● **Work to complete**: Could you set out the listing as a numbered list, from its first line through the line containing "y-axis-label: Depth (m) — [19, 287, 41, 384]", with blank lines left out?

● **Record extracts**:
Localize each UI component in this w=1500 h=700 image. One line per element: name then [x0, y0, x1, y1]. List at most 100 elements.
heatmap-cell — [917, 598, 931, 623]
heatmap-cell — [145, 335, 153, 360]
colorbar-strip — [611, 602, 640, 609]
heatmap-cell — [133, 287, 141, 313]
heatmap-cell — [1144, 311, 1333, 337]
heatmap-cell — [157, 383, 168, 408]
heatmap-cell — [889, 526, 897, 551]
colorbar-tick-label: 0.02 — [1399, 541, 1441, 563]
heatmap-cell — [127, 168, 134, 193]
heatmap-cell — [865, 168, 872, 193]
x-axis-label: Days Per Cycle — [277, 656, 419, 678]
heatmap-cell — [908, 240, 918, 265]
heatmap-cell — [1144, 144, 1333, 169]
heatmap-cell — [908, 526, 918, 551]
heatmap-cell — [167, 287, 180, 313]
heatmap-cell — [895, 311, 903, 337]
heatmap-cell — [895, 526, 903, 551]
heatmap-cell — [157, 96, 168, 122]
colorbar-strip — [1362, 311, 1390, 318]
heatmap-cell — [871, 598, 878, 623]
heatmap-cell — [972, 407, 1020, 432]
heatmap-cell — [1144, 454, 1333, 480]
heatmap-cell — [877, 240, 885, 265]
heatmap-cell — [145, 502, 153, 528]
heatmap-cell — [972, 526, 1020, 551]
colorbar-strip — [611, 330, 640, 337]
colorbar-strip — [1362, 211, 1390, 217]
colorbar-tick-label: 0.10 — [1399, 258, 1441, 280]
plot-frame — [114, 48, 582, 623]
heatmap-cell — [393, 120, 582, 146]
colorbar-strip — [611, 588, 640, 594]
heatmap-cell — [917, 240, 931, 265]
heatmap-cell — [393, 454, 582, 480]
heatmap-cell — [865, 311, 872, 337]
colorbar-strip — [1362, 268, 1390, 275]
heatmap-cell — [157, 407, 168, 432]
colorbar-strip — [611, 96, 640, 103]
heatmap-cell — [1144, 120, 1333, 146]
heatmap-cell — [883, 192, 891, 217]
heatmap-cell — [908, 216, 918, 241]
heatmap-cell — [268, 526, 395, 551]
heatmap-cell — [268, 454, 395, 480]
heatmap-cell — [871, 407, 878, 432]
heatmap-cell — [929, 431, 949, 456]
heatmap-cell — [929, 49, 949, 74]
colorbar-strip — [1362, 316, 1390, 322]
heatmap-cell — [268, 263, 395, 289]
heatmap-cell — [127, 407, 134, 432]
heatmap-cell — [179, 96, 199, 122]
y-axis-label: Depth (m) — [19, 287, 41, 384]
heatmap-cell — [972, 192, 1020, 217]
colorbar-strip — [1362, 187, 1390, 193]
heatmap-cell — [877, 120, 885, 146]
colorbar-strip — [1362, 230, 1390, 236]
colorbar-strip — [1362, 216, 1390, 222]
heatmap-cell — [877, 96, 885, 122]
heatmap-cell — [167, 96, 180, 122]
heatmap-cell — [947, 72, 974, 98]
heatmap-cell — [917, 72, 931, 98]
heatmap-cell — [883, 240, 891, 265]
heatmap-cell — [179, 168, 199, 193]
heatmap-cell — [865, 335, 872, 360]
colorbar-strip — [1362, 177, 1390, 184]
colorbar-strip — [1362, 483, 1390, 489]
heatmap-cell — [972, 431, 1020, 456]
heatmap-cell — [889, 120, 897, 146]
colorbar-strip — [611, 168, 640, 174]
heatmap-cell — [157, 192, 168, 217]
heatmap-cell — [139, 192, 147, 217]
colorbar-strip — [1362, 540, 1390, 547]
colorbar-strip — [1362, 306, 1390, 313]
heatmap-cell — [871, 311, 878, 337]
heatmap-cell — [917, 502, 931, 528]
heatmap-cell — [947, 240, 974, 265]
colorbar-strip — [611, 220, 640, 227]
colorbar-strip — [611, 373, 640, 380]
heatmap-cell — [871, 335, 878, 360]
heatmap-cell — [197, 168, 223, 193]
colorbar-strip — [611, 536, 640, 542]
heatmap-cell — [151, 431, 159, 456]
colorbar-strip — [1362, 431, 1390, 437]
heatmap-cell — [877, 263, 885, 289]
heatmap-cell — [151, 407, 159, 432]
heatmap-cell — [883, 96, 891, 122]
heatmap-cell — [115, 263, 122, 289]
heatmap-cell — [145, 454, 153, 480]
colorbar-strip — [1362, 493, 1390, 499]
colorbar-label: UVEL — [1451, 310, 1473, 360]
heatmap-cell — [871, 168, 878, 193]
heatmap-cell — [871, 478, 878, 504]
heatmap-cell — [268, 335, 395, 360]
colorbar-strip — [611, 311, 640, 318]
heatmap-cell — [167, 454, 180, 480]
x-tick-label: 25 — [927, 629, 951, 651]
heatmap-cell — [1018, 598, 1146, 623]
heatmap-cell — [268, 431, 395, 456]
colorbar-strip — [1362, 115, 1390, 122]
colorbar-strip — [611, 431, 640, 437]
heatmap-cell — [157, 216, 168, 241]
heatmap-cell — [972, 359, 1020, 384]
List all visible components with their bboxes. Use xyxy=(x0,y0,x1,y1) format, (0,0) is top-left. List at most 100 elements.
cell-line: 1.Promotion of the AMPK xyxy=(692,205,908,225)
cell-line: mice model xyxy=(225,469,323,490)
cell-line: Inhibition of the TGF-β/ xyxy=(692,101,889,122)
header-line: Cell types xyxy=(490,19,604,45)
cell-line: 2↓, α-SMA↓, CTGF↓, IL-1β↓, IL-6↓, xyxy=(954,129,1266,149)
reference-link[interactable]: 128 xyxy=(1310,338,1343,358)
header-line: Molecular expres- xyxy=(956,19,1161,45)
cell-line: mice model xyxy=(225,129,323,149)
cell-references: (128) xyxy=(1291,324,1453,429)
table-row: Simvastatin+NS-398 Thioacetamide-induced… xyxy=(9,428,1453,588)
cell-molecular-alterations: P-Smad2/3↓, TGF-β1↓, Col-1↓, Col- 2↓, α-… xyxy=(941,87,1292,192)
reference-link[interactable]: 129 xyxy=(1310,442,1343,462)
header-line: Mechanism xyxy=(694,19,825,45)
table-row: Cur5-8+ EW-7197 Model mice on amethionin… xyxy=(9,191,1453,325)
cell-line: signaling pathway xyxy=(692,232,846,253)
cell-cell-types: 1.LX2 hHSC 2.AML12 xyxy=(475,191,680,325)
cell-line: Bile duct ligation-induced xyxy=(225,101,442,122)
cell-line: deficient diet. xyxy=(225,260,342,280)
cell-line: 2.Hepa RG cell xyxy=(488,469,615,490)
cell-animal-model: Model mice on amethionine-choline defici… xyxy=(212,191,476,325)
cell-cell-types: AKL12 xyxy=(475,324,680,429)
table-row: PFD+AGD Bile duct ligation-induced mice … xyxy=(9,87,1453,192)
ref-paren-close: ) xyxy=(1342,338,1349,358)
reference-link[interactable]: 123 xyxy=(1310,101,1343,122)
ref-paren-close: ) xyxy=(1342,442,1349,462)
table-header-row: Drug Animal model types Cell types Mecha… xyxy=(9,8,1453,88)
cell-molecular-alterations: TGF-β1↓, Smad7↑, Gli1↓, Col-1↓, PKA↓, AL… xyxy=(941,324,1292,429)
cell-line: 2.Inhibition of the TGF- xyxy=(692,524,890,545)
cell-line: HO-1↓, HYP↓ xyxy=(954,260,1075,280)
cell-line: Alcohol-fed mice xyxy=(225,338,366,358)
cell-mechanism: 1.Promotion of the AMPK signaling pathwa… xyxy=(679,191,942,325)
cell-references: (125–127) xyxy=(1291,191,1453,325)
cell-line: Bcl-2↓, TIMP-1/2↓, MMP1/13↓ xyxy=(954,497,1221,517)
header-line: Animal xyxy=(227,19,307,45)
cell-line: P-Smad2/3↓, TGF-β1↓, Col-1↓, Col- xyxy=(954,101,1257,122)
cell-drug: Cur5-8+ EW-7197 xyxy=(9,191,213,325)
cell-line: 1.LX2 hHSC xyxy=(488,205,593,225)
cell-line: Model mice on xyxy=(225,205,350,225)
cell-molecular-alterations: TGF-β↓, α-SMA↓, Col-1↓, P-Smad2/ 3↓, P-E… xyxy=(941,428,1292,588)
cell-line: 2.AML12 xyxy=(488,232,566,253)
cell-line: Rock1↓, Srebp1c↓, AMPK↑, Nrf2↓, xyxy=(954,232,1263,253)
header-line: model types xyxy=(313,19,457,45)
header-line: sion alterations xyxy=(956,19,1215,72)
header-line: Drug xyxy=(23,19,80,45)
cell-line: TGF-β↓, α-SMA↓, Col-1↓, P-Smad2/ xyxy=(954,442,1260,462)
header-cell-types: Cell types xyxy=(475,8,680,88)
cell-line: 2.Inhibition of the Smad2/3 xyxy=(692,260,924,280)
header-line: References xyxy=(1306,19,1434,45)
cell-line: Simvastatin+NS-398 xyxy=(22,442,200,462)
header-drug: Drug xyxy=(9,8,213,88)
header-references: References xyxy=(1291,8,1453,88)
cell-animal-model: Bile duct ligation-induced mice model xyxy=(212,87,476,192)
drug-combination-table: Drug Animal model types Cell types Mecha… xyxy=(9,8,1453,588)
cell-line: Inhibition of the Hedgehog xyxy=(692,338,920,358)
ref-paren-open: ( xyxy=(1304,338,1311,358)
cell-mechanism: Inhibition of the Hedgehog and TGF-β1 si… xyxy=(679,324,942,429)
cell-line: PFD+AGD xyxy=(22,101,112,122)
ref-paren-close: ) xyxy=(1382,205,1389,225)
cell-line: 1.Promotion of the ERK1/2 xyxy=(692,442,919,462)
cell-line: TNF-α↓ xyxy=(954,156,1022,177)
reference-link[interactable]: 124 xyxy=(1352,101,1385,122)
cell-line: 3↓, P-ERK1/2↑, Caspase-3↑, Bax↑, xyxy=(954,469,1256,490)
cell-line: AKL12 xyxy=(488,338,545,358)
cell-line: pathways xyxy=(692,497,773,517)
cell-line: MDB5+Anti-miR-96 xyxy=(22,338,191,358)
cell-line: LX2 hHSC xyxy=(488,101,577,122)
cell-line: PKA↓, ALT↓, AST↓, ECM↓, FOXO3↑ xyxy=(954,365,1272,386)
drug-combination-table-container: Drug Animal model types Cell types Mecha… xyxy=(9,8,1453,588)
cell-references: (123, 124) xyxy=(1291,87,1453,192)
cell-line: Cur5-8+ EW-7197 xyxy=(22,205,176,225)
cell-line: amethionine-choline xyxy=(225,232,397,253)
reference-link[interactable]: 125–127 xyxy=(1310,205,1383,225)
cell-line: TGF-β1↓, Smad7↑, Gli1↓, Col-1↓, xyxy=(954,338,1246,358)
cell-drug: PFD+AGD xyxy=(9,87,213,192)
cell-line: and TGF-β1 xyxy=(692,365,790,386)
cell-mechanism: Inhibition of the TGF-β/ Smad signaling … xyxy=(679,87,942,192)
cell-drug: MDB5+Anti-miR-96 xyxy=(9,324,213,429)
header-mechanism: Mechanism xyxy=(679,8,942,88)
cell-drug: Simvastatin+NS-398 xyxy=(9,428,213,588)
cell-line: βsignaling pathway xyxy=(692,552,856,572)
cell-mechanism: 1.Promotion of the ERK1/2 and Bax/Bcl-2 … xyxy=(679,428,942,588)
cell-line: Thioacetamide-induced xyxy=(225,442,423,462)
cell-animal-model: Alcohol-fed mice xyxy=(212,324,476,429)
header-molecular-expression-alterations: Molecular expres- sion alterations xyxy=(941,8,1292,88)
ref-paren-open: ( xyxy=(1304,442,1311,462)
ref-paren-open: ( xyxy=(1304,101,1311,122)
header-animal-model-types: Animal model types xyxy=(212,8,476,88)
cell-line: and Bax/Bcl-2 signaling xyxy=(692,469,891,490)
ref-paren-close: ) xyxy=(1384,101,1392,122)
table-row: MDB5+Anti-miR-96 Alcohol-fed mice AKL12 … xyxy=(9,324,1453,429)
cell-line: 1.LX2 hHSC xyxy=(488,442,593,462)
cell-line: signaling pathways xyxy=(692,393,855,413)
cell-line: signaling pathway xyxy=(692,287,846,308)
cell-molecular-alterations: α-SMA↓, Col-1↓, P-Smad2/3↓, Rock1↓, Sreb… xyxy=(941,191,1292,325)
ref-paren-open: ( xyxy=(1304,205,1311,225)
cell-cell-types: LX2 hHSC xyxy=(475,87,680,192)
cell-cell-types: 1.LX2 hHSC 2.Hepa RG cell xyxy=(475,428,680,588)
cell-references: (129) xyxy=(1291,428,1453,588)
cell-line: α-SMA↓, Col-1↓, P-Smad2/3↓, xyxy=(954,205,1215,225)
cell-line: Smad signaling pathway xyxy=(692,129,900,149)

● **The response**:
1. Localize each UI component in this w=1500 h=700 image. One line per element: name then [x0, y0, x1, y1]. List at most 100 elements.
2. heatmap-cell — [917, 598, 931, 623]
3. heatmap-cell — [145, 335, 153, 360]
4. colorbar-strip — [611, 602, 640, 609]
5. heatmap-cell — [133, 287, 141, 313]
6. heatmap-cell — [1144, 311, 1333, 337]
7. heatmap-cell — [157, 383, 168, 408]
8. heatmap-cell — [889, 526, 897, 551]
9. colorbar-tick-label: 0.02 — [1399, 541, 1441, 563]
10. heatmap-cell — [127, 168, 134, 193]
11. heatmap-cell — [865, 168, 872, 193]
12. x-axis-label: Days Per Cycle — [277, 656, 419, 678]
13. heatmap-cell — [908, 240, 918, 265]
14. heatmap-cell — [1144, 144, 1333, 169]
15. heatmap-cell — [908, 526, 918, 551]
16. heatmap-cell — [167, 287, 180, 313]
17. heatmap-cell — [895, 311, 903, 337]
18. heatmap-cell — [895, 526, 903, 551]
19. heatmap-cell — [157, 96, 168, 122]
20. colorbar-strip — [1362, 311, 1390, 318]
21. heatmap-cell — [871, 598, 878, 623]
22. heatmap-cell — [972, 407, 1020, 432]
23. heatmap-cell — [1144, 454, 1333, 480]
24. heatmap-cell — [877, 240, 885, 265]
25. heatmap-cell — [145, 502, 153, 528]
26. heatmap-cell — [972, 526, 1020, 551]
27. colorbar-strip — [611, 330, 640, 337]
28. colorbar-strip — [1362, 211, 1390, 217]
29. colorbar-tick-label: 0.10 — [1399, 258, 1441, 280]
30. plot-frame — [114, 48, 582, 623]
31. heatmap-cell — [393, 120, 582, 146]
32. colorbar-strip — [611, 588, 640, 594]
33. heatmap-cell — [917, 240, 931, 265]
34. heatmap-cell — [393, 454, 582, 480]
35. heatmap-cell — [865, 311, 872, 337]
36. colorbar-strip — [1362, 268, 1390, 275]
37. heatmap-cell — [157, 407, 168, 432]
38. colorbar-strip — [611, 96, 640, 103]
39. heatmap-cell — [1144, 120, 1333, 146]
40. heatmap-cell — [883, 192, 891, 217]
41. heatmap-cell — [908, 216, 918, 241]
42. heatmap-cell — [268, 526, 395, 551]
43. heatmap-cell — [268, 454, 395, 480]
44. heatmap-cell — [871, 407, 878, 432]
45. heatmap-cell — [929, 431, 949, 456]
46. heatmap-cell — [929, 49, 949, 74]
47. colorbar-strip — [1362, 316, 1390, 322]
48. heatmap-cell — [268, 263, 395, 289]
49. heatmap-cell — [127, 407, 134, 432]
50. heatmap-cell — [179, 96, 199, 122]
51. y-axis-label: Depth (m) — [19, 287, 41, 384]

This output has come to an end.